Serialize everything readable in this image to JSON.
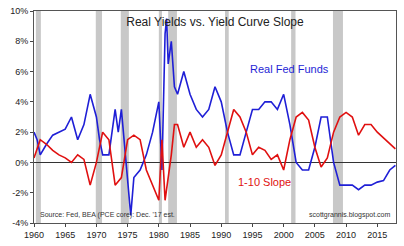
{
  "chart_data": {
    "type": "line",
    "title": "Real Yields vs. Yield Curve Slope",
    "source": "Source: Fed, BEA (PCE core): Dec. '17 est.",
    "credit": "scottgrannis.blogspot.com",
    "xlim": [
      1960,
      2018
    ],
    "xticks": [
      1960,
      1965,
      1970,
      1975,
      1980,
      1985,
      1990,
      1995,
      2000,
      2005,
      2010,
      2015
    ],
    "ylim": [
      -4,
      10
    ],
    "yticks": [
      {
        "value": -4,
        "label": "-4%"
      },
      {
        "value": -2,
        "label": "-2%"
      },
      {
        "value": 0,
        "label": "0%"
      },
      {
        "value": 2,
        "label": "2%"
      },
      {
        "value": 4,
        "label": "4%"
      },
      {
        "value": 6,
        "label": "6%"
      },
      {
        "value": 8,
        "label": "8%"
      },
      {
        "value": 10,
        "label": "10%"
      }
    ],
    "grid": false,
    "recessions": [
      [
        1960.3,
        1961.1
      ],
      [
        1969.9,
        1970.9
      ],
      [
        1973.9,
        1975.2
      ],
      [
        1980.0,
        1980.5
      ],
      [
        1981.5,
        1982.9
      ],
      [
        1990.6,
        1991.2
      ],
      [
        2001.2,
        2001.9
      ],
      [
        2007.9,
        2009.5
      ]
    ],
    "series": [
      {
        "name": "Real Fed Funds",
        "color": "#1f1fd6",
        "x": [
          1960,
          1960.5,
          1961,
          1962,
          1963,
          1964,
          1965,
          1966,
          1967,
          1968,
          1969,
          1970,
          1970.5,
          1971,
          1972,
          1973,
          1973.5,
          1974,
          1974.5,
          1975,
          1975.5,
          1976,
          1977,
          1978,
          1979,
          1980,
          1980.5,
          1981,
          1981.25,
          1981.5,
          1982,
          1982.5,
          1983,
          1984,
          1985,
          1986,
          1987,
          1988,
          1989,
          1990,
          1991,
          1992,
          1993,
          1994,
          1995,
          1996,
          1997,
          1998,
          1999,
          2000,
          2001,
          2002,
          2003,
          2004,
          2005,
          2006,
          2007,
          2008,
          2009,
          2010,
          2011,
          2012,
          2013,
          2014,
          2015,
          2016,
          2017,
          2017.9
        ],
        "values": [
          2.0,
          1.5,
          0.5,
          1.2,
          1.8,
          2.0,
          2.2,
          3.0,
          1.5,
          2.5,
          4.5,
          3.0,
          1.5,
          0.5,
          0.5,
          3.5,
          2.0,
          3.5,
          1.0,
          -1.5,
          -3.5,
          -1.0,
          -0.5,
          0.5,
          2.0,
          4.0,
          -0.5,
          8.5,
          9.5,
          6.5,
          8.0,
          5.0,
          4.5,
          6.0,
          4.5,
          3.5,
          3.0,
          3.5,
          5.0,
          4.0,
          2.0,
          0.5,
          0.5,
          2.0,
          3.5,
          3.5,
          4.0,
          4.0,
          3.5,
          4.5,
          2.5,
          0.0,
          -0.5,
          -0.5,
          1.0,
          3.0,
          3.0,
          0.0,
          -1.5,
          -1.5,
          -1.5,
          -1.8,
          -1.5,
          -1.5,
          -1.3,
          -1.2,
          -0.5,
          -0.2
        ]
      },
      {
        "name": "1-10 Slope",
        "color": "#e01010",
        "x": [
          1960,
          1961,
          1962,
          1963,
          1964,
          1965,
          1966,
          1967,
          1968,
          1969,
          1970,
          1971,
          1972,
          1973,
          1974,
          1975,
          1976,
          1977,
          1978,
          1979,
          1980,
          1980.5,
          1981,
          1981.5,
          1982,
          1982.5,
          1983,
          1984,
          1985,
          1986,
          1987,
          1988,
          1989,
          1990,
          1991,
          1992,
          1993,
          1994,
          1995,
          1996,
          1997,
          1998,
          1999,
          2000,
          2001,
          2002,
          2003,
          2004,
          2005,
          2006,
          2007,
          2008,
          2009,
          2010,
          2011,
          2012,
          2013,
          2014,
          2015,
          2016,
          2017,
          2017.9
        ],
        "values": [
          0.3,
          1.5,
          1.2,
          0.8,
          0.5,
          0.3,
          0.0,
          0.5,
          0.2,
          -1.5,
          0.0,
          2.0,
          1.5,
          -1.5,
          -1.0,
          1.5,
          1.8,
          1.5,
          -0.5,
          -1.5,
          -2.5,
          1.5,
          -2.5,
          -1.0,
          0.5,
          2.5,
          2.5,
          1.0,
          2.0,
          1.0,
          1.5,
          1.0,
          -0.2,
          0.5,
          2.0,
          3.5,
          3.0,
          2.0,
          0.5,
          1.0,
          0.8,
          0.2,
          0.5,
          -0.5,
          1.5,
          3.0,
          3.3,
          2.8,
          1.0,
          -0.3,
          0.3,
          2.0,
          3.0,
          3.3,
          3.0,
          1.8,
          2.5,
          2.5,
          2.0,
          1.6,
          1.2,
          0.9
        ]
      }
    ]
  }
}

• • • • •

● EXERCISE REQUIREMENTS: Copy the records above exactly, leaving out every picture.

● REPLY:
Serialize everything readable in this image to JSON.
{
  "chart_data": {
    "type": "line",
    "title": "Real Yields vs. Yield Curve Slope",
    "source": "Source: Fed, BEA (PCE core): Dec. '17 est.",
    "credit": "scottgrannis.blogspot.com",
    "xlim": [
      1960,
      2018
    ],
    "xticks": [
      1960,
      1965,
      1970,
      1975,
      1980,
      1985,
      1990,
      1995,
      2000,
      2005,
      2010,
      2015
    ],
    "ylim": [
      -4,
      10
    ],
    "yticks": [
      {
        "value": -4,
        "label": "-4%"
      },
      {
        "value": -2,
        "label": "-2%"
      },
      {
        "value": 0,
        "label": "0%"
      },
      {
        "value": 2,
        "label": "2%"
      },
      {
        "value": 4,
        "label": "4%"
      },
      {
        "value": 6,
        "label": "6%"
      },
      {
        "value": 8,
        "label": "8%"
      },
      {
        "value": 10,
        "label": "10%"
      }
    ],
    "grid": false,
    "recessions": [
      [
        1960.3,
        1961.1
      ],
      [
        1969.9,
        1970.9
      ],
      [
        1973.9,
        1975.2
      ],
      [
        1980.0,
        1980.5
      ],
      [
        1981.5,
        1982.9
      ],
      [
        1990.6,
        1991.2
      ],
      [
        2001.2,
        2001.9
      ],
      [
        2007.9,
        2009.5
      ]
    ],
    "series": [
      {
        "name": "Real Fed Funds",
        "color": "#1f1fd6",
        "x": [
          1960,
          1960.5,
          1961,
          1962,
          1963,
          1964,
          1965,
          1966,
          1967,
          1968,
          1969,
          1970,
          1970.5,
          1971,
          1972,
          1973,
          1973.5,
          1974,
          1974.5,
          1975,
          1975.5,
          1976,
          1977,
          1978,
          1979,
          1980,
          1980.5,
          1981,
          1981.25,
          1981.5,
          1982,
          1982.5,
          1983,
          1984,
          1985,
          1986,
          1987,
          1988,
          1989,
          1990,
          1991,
          1992,
          1993,
          1994,
          1995,
          1996,
          1997,
          1998,
          1999,
          2000,
          2001,
          2002,
          2003,
          2004,
          2005,
          2006,
          2007,
          2008,
          2009,
          2010,
          2011,
          2012,
          2013,
          2014,
          2015,
          2016,
          2017,
          2017.9
        ],
        "values": [
          2.0,
          1.5,
          0.5,
          1.2,
          1.8,
          2.0,
          2.2,
          3.0,
          1.5,
          2.5,
          4.5,
          3.0,
          1.5,
          0.5,
          0.5,
          3.5,
          2.0,
          3.5,
          1.0,
          -1.5,
          -3.5,
          -1.0,
          -0.5,
          0.5,
          2.0,
          4.0,
          -0.5,
          8.5,
          9.5,
          6.5,
          8.0,
          5.0,
          4.5,
          6.0,
          4.5,
          3.5,
          3.0,
          3.5,
          5.0,
          4.0,
          2.0,
          0.5,
          0.5,
          2.0,
          3.5,
          3.5,
          4.0,
          4.0,
          3.5,
          4.5,
          2.5,
          0.0,
          -0.5,
          -0.5,
          1.0,
          3.0,
          3.0,
          0.0,
          -1.5,
          -1.5,
          -1.5,
          -1.8,
          -1.5,
          -1.5,
          -1.3,
          -1.2,
          -0.5,
          -0.2
        ]
      },
      {
        "name": "1-10 Slope",
        "color": "#e01010",
        "x": [
          1960,
          1961,
          1962,
          1963,
          1964,
          1965,
          1966,
          1967,
          1968,
          1969,
          1970,
          1971,
          1972,
          1973,
          1974,
          1975,
          1976,
          1977,
          1978,
          1979,
          1980,
          1980.5,
          1981,
          1981.5,
          1982,
          1982.5,
          1983,
          1984,
          1985,
          1986,
          1987,
          1988,
          1989,
          1990,
          1991,
          1992,
          1993,
          1994,
          1995,
          1996,
          1997,
          1998,
          1999,
          2000,
          2001,
          2002,
          2003,
          2004,
          2005,
          2006,
          2007,
          2008,
          2009,
          2010,
          2011,
          2012,
          2013,
          2014,
          2015,
          2016,
          2017,
          2017.9
        ],
        "values": [
          0.3,
          1.5,
          1.2,
          0.8,
          0.5,
          0.3,
          0.0,
          0.5,
          0.2,
          -1.5,
          0.0,
          2.0,
          1.5,
          -1.5,
          -1.0,
          1.5,
          1.8,
          1.5,
          -0.5,
          -1.5,
          -2.5,
          1.5,
          -2.5,
          -1.0,
          0.5,
          2.5,
          2.5,
          1.0,
          2.0,
          1.0,
          1.5,
          1.0,
          -0.2,
          0.5,
          2.0,
          3.5,
          3.0,
          2.0,
          0.5,
          1.0,
          0.8,
          0.2,
          0.5,
          -0.5,
          1.5,
          3.0,
          3.3,
          2.8,
          1.0,
          -0.3,
          0.3,
          2.0,
          3.0,
          3.3,
          3.0,
          1.8,
          2.5,
          2.5,
          2.0,
          1.6,
          1.2,
          0.9
        ]
      }
    ]
  }
}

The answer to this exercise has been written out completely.